> _SET EXERCISE_:
Transcribe each line exactly.

--- Start of STORED RECORDS ---

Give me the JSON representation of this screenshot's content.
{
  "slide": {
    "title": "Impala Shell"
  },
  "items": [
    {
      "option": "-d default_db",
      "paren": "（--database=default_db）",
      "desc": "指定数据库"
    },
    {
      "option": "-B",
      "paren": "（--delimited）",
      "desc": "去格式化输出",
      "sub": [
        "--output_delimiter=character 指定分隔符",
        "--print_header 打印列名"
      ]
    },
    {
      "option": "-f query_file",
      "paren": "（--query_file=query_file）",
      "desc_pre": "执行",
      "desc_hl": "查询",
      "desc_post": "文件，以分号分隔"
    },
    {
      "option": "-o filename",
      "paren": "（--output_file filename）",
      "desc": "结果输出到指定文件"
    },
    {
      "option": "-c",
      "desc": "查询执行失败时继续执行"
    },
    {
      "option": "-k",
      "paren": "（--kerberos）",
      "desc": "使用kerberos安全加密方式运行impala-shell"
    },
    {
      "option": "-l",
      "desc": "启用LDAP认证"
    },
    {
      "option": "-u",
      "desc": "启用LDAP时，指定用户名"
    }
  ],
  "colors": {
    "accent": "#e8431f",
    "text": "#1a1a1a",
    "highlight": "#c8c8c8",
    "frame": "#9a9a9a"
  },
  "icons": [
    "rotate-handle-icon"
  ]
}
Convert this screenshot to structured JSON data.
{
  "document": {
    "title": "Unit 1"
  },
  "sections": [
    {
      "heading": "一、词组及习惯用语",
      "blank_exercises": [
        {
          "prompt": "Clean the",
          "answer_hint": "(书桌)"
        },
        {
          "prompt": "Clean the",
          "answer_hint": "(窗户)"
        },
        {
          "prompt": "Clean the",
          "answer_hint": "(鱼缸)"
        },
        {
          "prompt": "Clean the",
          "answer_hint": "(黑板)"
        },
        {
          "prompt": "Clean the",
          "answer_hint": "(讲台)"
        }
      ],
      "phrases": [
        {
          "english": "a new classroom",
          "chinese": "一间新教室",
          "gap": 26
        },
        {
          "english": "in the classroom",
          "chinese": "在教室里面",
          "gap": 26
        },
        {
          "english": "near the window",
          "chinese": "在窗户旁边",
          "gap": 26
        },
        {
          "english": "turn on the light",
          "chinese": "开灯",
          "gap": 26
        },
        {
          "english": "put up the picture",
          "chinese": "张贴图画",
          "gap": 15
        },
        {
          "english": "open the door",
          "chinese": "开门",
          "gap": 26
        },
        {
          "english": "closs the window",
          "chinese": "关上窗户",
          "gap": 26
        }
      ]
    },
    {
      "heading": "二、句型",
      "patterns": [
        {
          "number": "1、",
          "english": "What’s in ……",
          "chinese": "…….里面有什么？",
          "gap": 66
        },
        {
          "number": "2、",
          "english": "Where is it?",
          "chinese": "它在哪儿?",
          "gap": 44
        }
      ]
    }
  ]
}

--- End of STORED RECORDS ---

> _TASK ANSWER_:
Give me the JSON representation of this screenshot's content.
{
  "slide": {
    "title": "Impala Shell"
  },
  "items": [
    {
      "option": "-d default_db",
      "paren": "（--database=default_db）",
      "desc": "指定数据库"
    },
    {
      "option": "-B",
      "paren": "（--delimited）",
      "desc": "去格式化输出",
      "sub": [
        "--output_delimiter=character 指定分隔符",
        "--print_header 打印列名"
      ]
    },
    {
      "option": "-f query_file",
      "paren": "（--query_file=query_file）",
      "desc_pre": "执行",
      "desc_hl": "查询",
      "desc_post": "文件，以分号分隔"
    },
    {
      "option": "-o filename",
      "paren": "（--output_file filename）",
      "desc": "结果输出到指定文件"
    },
    {
      "option": "-c",
      "desc": "查询执行失败时继续执行"
    },
    {
      "option": "-k",
      "paren": "（--kerberos）",
      "desc": "使用kerberos安全加密方式运行impala-shell"
    },
    {
      "option": "-l",
      "desc": "启用LDAP认证"
    },
    {
      "option": "-u",
      "desc": "启用LDAP时，指定用户名"
    }
  ],
  "colors": {
    "accent": "#e8431f",
    "text": "#1a1a1a",
    "highlight": "#c8c8c8",
    "frame": "#9a9a9a"
  },
  "icons": [
    "rotate-handle-icon"
  ]
}
Convert this screenshot to structured JSON data.
{
  "document": {
    "title": "Unit 1"
  },
  "sections": [
    {
      "heading": "一、词组及习惯用语",
      "blank_exercises": [
        {
          "prompt": "Clean the",
          "answer_hint": "(书桌)"
        },
        {
          "prompt": "Clean the",
          "answer_hint": "(窗户)"
        },
        {
          "prompt": "Clean the",
          "answer_hint": "(鱼缸)"
        },
        {
          "prompt": "Clean the",
          "answer_hint": "(黑板)"
        },
        {
          "prompt": "Clean the",
          "answer_hint": "(讲台)"
        }
      ],
      "phrases": [
        {
          "english": "a new classroom",
          "chinese": "一间新教室",
          "gap": 26
        },
        {
          "english": "in the classroom",
          "chinese": "在教室里面",
          "gap": 26
        },
        {
          "english": "near the window",
          "chinese": "在窗户旁边",
          "gap": 26
        },
        {
          "english": "turn on the light",
          "chinese": "开灯",
          "gap": 26
        },
        {
          "english": "put up the picture",
          "chinese": "张贴图画",
          "gap": 15
        },
        {
          "english": "open the door",
          "chinese": "开门",
          "gap": 26
        },
        {
          "english": "closs the window",
          "chinese": "关上窗户",
          "gap": 26
        }
      ]
    },
    {
      "heading": "二、句型",
      "patterns": [
        {
          "number": "1、",
          "english": "What’s in ……",
          "chinese": "…….里面有什么？",
          "gap": 66
        },
        {
          "number": "2、",
          "english": "Where is it?",
          "chinese": "它在哪儿?",
          "gap": 44
        }
      ]
    }
  ]
}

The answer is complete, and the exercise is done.